▸ **The problem**
Extract the complete listing and output it unchanged.

[Items from a dataset]
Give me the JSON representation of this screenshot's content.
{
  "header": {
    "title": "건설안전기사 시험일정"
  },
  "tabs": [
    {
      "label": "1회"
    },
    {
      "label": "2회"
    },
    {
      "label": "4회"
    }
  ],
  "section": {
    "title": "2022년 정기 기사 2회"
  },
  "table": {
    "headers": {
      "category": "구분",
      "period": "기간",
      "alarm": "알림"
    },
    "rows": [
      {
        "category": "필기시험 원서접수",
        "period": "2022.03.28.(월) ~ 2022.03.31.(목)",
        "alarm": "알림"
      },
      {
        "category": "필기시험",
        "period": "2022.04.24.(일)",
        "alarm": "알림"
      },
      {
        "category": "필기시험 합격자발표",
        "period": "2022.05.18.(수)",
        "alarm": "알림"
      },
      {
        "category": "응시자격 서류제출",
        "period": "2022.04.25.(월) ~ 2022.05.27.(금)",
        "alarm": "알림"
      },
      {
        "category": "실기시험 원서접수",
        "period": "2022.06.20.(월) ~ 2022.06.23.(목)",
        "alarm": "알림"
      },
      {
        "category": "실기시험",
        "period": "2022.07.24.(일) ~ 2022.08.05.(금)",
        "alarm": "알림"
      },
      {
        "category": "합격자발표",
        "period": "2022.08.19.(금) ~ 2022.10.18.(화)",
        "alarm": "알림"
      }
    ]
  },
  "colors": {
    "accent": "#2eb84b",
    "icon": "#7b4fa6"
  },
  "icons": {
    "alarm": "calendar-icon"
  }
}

▸ **Written response**
Give me the JSON representation of this screenshot's content.
{
  "header": {
    "title": "건설안전기사 시험일정"
  },
  "tabs": [
    {
      "label": "1회"
    },
    {
      "label": "2회"
    },
    {
      "label": "4회"
    }
  ],
  "section": {
    "title": "2022년 정기 기사 2회"
  },
  "table": {
    "headers": {
      "category": "구분",
      "period": "기간",
      "alarm": "알림"
    },
    "rows": [
      {
        "category": "필기시험 원서접수",
        "period": "2022.03.28.(월) ~ 2022.03.31.(목)",
        "alarm": "알림"
      },
      {
        "category": "필기시험",
        "period": "2022.04.24.(일)",
        "alarm": "알림"
      },
      {
        "category": "필기시험 합격자발표",
        "period": "2022.05.18.(수)",
        "alarm": "알림"
      },
      {
        "category": "응시자격 서류제출",
        "period": "2022.04.25.(월) ~ 2022.05.27.(금)",
        "alarm": "알림"
      },
      {
        "category": "실기시험 원서접수",
        "period": "2022.06.20.(월) ~ 2022.06.23.(목)",
        "alarm": "알림"
      },
      {
        "category": "실기시험",
        "period": "2022.07.24.(일) ~ 2022.08.05.(금)",
        "alarm": "알림"
      },
      {
        "category": "합격자발표",
        "period": "2022.08.19.(금) ~ 2022.10.18.(화)",
        "alarm": "알림"
      }
    ]
  },
  "colors": {
    "accent": "#2eb84b",
    "icon": "#7b4fa6"
  },
  "icons": {
    "alarm": "calendar-icon"
  }
}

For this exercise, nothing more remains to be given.